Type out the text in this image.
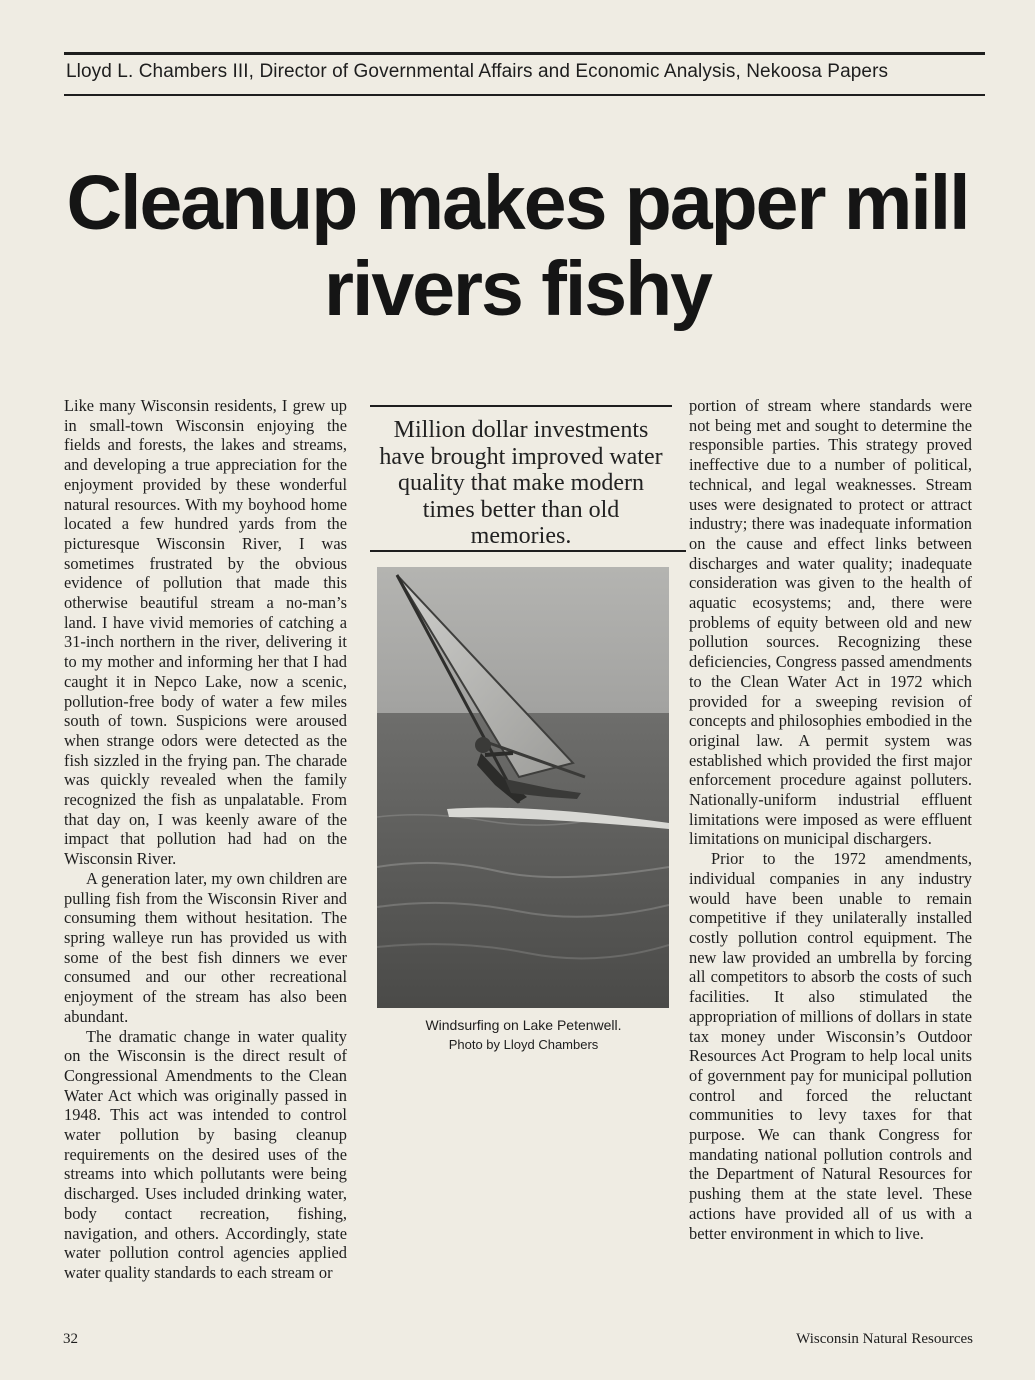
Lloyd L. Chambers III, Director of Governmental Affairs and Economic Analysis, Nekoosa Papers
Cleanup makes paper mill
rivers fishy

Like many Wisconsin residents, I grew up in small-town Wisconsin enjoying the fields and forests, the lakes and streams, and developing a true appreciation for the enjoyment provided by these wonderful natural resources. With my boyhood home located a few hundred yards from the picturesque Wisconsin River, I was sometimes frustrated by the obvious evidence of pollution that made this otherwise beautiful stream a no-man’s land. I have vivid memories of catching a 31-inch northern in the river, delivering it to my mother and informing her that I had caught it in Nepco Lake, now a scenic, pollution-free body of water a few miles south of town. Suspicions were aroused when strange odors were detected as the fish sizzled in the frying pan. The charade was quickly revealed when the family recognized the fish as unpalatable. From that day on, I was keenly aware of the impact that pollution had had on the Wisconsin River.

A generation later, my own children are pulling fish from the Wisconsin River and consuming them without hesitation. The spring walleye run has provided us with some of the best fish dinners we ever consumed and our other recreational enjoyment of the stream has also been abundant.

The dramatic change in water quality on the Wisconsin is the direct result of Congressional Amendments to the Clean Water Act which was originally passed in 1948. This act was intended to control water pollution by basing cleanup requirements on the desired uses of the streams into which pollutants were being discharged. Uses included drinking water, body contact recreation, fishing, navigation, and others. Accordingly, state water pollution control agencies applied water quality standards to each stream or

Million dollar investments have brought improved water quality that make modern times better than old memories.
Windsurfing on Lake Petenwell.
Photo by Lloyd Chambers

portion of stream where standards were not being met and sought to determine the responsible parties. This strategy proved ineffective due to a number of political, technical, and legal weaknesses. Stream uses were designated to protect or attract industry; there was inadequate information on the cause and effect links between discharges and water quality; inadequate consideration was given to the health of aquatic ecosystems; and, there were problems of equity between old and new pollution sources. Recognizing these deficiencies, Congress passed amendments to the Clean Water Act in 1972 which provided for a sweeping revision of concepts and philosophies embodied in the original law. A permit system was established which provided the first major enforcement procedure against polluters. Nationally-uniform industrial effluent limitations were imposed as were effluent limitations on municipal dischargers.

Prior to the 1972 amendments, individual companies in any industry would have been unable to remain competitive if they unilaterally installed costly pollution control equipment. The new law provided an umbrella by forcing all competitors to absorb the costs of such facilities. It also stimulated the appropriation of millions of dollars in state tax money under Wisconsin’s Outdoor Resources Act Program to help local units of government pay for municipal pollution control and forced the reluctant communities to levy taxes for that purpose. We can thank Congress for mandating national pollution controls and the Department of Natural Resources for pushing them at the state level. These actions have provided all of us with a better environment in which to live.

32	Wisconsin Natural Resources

........

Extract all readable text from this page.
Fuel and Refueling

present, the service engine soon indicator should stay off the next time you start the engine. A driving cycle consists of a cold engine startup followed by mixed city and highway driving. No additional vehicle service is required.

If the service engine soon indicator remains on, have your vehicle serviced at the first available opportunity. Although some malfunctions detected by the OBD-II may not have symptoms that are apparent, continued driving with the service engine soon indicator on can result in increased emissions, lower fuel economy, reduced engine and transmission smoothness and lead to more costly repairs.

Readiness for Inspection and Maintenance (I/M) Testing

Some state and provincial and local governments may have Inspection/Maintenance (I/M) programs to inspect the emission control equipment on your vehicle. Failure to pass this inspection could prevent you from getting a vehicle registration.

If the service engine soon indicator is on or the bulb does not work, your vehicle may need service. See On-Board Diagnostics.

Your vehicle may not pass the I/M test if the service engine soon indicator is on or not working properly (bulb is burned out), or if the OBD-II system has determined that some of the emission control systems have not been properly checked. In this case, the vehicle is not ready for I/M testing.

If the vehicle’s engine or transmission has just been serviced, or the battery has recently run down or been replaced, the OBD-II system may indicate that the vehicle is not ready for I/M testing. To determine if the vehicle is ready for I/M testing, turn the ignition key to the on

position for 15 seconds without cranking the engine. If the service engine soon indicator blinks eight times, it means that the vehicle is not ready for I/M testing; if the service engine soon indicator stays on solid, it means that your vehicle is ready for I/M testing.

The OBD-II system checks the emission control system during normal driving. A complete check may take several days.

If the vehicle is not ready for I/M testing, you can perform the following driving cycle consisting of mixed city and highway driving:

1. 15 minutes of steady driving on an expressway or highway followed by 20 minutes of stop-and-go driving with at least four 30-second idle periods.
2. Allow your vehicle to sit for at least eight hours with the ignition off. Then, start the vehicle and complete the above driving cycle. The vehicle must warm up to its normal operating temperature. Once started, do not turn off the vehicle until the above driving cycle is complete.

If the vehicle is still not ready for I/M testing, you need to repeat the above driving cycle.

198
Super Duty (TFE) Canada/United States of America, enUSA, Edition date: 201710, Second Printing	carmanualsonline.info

........

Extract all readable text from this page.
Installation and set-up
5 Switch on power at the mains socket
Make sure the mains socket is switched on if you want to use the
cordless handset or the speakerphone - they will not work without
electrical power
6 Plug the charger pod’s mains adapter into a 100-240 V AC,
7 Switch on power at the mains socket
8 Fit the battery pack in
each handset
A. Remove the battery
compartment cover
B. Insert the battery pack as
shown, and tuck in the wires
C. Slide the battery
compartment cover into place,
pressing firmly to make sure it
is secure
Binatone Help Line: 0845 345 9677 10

........

▶ _AIM OF THE TASK_
Scan the data for the word "above" and copy every line where it shows up.

▶ _RESPONSE_
2. Allow your vehicle to sit for at least eight hours with the ignition off. Then, start the vehicle and complete the above driving cycle. The vehicle must warm up to its normal operating temperature. Once started, do not turn off the vehicle until the above driving cycle is complete.
If the vehicle is still not ready for I/M testing, you need to repeat the above driving cycle.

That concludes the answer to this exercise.